= THE EXERCISE =
Using the data below, copy every line that contains the word "concentrate".

====== SUPPLIED MATERIAL

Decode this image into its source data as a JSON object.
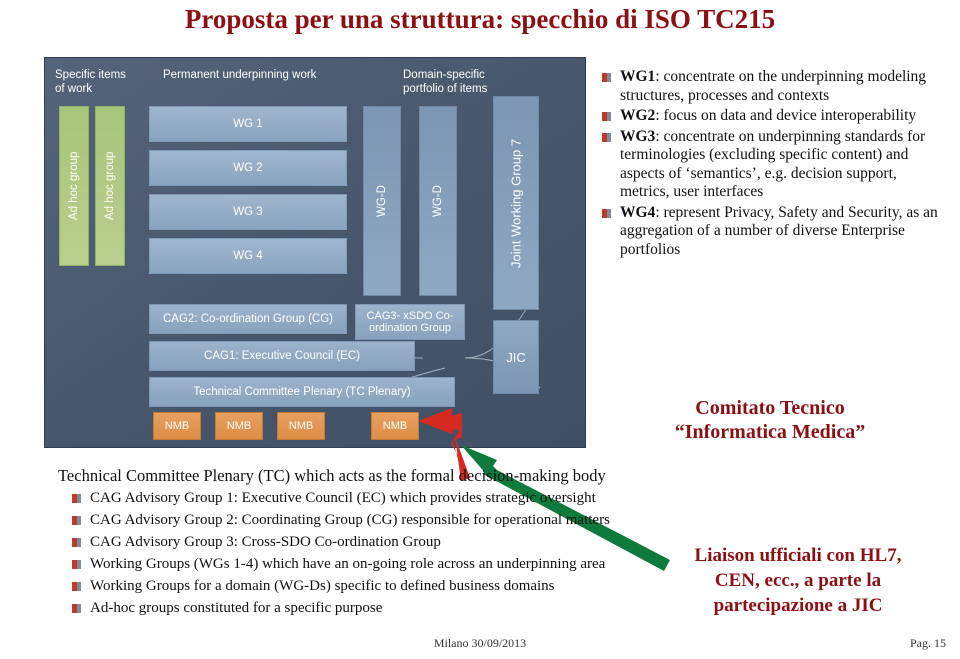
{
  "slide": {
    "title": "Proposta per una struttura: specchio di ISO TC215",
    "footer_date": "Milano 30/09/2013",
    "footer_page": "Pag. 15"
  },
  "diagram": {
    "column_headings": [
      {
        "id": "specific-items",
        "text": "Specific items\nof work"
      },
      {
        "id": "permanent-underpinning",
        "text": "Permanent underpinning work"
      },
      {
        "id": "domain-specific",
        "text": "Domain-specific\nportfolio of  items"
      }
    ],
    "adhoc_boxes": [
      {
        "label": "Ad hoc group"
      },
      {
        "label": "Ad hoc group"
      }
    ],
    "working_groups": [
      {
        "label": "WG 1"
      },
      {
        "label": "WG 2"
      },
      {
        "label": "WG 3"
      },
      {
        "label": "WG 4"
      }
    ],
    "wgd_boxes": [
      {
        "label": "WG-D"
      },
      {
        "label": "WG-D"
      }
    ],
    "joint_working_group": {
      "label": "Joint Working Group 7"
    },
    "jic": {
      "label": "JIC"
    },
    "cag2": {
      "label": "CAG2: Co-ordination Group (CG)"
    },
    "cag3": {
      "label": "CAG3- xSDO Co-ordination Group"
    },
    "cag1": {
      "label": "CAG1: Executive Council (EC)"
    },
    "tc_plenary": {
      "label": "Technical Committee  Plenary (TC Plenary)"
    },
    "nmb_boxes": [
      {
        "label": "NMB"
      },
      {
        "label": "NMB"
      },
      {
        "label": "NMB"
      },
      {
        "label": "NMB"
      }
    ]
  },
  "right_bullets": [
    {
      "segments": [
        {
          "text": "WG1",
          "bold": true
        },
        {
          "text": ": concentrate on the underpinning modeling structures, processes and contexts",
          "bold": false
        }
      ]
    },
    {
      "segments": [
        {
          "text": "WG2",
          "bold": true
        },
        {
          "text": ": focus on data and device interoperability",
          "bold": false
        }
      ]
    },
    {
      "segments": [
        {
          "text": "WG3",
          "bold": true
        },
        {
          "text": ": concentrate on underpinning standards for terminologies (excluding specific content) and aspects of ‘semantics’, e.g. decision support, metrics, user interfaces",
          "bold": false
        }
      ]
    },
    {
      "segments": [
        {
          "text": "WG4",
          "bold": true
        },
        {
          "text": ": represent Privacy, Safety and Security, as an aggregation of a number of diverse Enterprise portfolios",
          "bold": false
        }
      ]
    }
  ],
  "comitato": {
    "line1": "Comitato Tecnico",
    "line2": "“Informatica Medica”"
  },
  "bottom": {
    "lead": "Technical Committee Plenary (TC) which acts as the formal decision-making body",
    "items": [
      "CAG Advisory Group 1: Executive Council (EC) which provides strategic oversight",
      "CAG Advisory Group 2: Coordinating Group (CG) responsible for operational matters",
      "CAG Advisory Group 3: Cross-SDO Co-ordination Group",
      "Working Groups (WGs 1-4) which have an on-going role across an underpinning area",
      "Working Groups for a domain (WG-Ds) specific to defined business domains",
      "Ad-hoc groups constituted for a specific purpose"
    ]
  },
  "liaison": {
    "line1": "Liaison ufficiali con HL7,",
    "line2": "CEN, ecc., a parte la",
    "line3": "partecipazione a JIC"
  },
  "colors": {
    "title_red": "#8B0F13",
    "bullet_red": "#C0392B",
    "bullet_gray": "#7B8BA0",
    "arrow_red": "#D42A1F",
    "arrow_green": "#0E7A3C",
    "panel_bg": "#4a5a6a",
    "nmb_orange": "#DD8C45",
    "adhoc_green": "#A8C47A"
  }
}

============

= COMPLETE RESPONSE =
          "text": ": concentrate on the underpinning modeling structures, processes and contexts",
          "text": ": concentrate on underpinning standards for terminologies (excluding specific content) and aspects of ‘semantics’, e.g. decision support, metrics, user interfaces",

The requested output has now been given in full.